= DIRECTION =
Within the data that follows, how many lines carry the string "Student"? Give the number alone.
+ + +
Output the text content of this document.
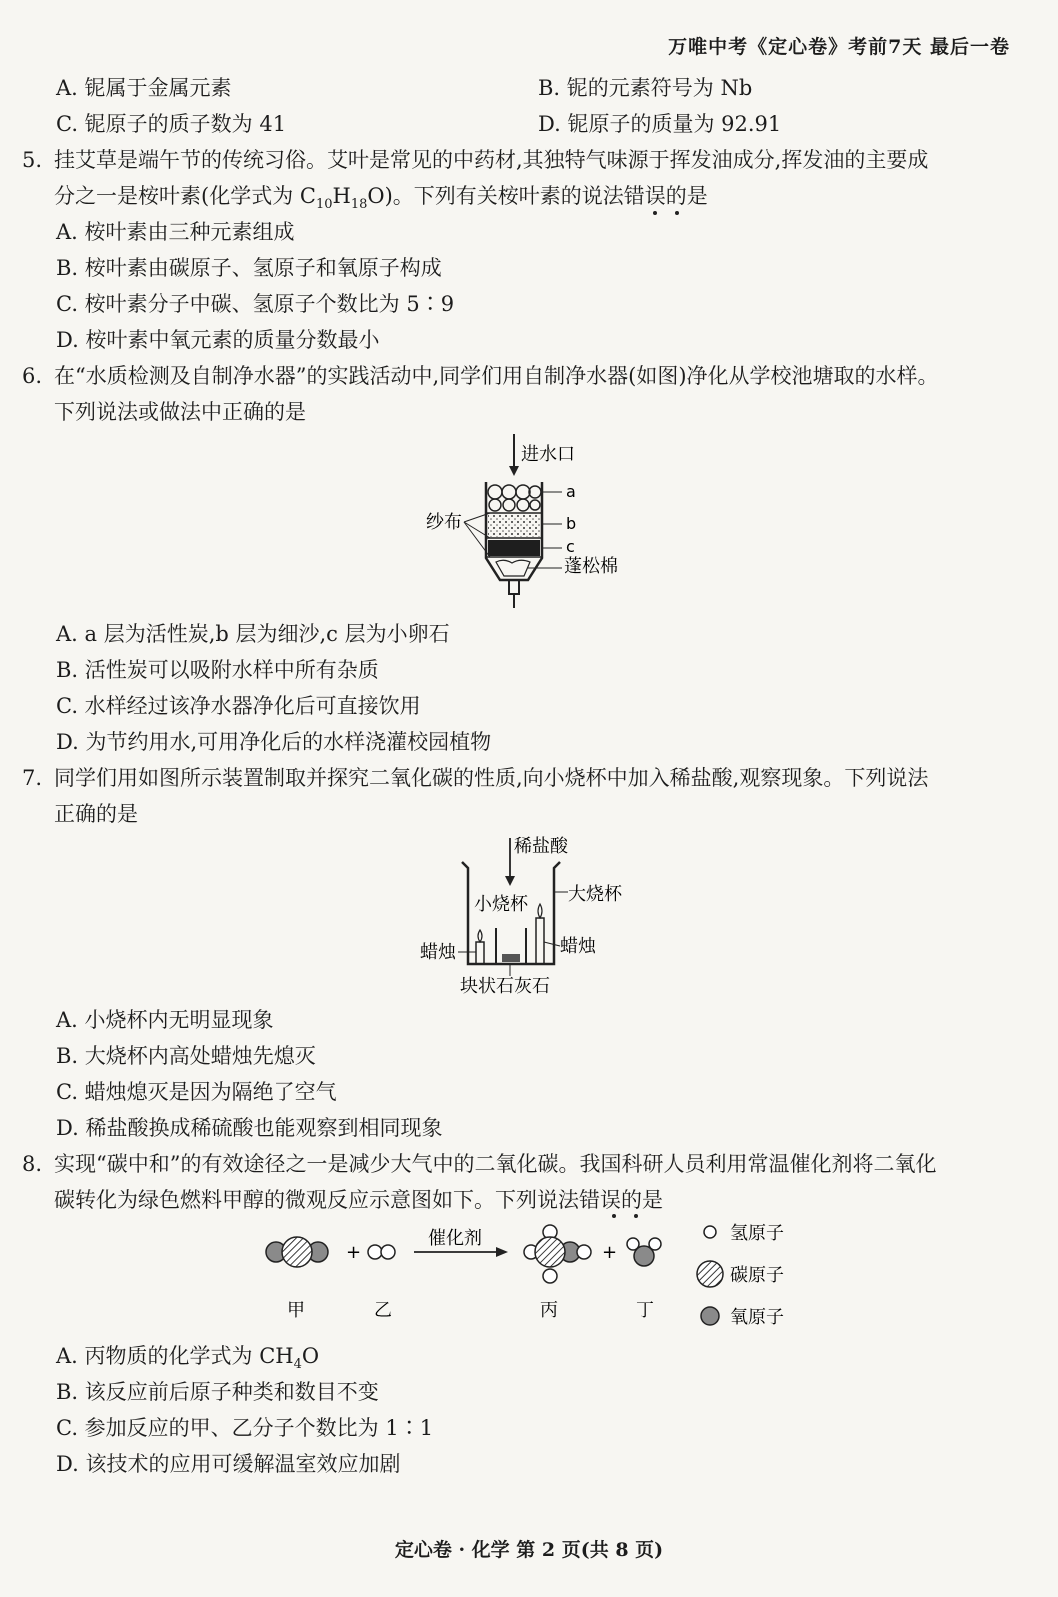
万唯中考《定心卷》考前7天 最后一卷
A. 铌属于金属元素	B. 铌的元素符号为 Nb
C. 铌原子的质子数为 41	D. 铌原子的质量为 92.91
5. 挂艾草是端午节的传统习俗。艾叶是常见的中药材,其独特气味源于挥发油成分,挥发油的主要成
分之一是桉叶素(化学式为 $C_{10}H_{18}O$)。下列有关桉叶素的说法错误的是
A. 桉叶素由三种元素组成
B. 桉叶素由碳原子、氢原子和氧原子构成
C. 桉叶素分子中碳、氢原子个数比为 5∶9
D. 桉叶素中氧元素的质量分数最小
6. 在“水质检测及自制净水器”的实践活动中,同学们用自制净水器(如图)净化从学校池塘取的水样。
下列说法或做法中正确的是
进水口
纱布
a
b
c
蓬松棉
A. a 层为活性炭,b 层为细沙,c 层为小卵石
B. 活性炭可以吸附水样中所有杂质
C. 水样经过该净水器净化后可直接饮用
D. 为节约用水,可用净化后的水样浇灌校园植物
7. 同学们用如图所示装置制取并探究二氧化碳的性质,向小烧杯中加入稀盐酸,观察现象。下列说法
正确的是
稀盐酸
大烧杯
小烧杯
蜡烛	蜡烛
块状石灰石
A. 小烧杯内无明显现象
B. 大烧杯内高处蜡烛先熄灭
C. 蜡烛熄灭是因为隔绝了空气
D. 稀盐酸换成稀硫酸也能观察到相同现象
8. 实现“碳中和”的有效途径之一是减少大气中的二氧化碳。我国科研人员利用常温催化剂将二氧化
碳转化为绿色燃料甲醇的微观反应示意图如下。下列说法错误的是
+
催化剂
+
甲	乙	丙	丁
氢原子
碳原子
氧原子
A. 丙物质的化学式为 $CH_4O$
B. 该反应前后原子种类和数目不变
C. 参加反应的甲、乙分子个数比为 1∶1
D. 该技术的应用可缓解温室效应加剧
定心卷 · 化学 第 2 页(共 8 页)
+ + +
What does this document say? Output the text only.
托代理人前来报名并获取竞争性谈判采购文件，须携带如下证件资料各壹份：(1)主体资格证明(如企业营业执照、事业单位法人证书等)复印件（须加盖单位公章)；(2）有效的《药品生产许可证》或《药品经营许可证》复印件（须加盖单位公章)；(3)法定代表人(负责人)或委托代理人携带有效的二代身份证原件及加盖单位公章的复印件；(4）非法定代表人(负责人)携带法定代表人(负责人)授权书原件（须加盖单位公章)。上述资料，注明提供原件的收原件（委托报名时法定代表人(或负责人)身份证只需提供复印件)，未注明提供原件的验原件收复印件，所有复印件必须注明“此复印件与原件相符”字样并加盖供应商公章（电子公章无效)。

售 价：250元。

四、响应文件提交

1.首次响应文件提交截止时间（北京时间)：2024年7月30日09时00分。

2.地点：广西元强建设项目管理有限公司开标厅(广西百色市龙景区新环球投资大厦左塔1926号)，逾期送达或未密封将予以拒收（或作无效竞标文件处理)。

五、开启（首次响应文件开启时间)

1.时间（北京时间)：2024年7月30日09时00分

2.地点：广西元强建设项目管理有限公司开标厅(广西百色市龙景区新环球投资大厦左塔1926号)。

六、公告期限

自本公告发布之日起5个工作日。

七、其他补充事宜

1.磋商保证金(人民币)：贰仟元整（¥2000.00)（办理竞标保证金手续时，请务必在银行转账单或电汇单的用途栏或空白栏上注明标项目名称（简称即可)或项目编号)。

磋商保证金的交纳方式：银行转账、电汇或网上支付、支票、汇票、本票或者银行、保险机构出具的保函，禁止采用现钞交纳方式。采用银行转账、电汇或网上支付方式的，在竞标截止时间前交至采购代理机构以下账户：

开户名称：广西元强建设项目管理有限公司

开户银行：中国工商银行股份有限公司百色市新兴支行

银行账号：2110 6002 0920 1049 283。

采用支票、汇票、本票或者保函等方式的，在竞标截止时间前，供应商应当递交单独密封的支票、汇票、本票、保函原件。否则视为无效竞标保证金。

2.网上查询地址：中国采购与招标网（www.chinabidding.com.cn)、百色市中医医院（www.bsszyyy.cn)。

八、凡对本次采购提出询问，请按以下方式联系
+ + +
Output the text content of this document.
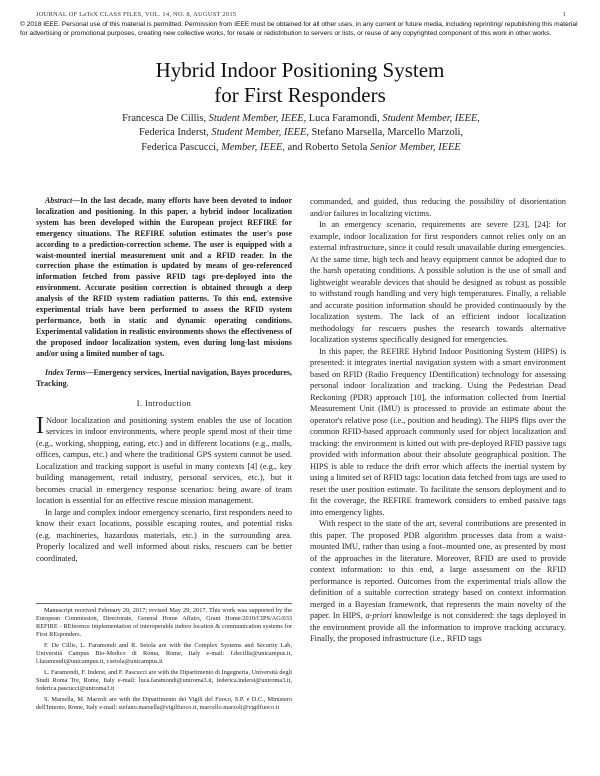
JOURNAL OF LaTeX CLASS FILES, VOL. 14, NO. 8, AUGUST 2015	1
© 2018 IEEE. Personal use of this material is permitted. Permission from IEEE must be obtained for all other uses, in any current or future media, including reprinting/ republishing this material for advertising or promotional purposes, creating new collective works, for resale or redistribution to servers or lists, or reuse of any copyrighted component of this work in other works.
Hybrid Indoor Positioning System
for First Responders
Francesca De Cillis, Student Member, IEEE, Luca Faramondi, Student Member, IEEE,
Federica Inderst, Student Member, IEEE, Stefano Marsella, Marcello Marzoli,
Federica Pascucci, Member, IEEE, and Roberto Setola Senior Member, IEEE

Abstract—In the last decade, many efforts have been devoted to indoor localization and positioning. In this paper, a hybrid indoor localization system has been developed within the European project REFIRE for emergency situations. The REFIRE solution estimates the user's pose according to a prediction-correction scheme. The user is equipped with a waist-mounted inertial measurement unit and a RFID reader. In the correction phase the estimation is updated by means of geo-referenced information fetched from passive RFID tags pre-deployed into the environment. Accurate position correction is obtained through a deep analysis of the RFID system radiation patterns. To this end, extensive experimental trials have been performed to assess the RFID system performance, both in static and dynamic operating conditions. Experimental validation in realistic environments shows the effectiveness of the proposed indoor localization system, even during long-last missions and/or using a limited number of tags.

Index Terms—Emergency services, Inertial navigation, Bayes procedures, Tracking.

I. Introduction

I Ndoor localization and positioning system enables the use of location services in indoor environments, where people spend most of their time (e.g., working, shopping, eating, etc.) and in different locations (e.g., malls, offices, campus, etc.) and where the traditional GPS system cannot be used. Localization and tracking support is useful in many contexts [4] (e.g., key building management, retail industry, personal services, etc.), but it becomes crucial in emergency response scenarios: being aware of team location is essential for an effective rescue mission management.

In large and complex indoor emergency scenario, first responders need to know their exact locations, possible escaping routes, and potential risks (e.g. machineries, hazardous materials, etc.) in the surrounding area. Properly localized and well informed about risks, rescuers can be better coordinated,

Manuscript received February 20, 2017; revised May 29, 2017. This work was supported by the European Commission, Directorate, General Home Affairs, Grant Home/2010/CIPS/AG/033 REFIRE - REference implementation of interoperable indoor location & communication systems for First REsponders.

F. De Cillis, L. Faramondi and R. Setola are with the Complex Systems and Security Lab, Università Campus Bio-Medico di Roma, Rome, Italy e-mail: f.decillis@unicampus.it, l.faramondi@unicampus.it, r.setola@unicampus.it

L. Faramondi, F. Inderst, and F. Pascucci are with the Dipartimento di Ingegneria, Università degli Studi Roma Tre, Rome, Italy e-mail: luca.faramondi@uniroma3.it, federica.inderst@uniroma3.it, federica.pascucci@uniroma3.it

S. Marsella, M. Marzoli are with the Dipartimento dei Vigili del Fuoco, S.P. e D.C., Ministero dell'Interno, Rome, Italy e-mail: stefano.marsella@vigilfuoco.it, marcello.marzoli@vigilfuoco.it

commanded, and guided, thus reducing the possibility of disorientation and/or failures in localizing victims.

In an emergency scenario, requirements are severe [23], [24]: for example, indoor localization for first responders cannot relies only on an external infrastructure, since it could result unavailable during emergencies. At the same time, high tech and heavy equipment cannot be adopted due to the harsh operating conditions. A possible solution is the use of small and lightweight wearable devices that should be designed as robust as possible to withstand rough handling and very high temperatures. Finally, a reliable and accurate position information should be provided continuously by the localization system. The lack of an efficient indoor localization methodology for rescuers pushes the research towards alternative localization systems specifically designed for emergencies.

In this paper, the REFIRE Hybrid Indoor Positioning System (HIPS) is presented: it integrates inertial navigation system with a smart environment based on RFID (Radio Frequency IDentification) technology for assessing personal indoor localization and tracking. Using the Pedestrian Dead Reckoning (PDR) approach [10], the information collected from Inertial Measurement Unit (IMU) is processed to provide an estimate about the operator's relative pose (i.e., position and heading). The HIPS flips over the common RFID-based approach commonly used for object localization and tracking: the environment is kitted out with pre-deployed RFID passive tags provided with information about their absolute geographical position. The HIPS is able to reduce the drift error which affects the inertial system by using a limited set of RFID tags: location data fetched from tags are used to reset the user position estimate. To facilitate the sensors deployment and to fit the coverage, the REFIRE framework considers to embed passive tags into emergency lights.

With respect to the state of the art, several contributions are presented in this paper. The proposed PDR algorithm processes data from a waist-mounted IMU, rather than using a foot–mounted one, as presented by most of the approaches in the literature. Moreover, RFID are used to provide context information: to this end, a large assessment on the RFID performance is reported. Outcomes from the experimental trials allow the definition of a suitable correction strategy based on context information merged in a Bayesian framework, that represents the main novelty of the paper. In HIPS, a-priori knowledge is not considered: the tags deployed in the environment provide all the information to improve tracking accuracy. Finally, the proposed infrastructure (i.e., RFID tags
+ + +
= RESULT =
2